Instructions to follow.
Copy the lines below verbatim, from the line with "Give me the" up to and including the line with "221, 29, 257]", and leave the pictures out of your answer.

Given data.
::::::

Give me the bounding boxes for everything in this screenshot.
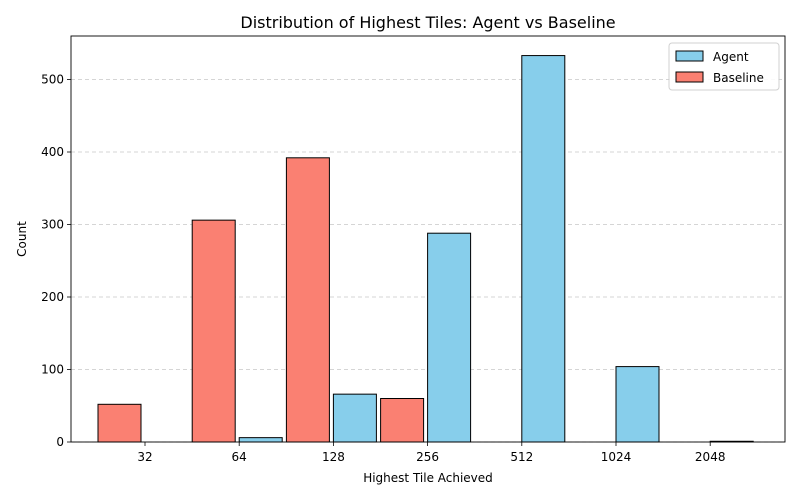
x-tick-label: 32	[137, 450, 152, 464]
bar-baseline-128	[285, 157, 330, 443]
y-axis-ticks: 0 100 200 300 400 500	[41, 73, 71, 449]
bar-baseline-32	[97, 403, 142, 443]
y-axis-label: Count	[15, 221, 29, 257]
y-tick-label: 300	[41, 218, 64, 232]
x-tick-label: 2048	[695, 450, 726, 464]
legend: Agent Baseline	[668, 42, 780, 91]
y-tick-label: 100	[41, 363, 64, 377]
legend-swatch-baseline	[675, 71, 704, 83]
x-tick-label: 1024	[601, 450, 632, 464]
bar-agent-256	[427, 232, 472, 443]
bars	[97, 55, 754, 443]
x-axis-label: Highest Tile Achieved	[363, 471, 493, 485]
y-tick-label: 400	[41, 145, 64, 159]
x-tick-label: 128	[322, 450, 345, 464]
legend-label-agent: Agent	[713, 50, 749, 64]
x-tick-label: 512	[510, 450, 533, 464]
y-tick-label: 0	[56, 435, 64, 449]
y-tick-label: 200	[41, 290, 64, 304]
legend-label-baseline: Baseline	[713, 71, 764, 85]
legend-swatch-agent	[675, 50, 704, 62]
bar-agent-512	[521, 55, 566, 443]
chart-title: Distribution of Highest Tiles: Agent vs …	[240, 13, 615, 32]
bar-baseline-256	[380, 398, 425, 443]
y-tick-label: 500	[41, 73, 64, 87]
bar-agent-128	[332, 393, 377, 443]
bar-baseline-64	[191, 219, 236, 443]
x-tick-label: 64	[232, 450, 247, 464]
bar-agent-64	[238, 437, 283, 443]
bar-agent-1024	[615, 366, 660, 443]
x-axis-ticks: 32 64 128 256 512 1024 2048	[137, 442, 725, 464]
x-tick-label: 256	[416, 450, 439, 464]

::::::

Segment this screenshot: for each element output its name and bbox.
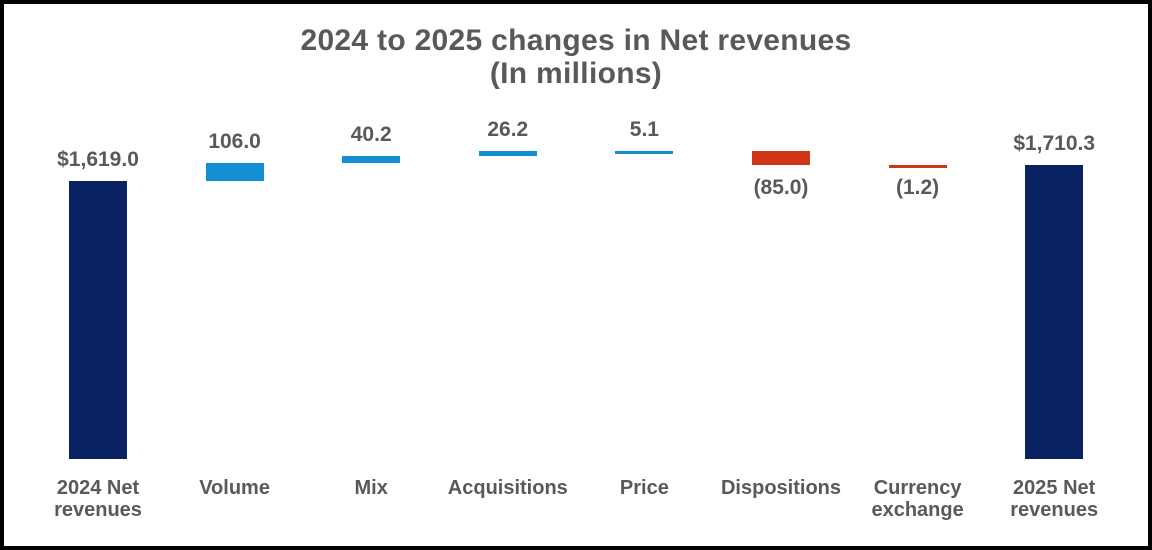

::::::

Expected answer.
Give me the bounding boxes for everything in this screenshot.
x-tick-label: 32	[137, 450, 152, 464]
bar-baseline-128	[285, 157, 330, 443]
y-axis-ticks: 0 100 200 300 400 500	[41, 73, 71, 449]
bar-baseline-32	[97, 403, 142, 443]
y-axis-label: Count	[15, 221, 29, 257]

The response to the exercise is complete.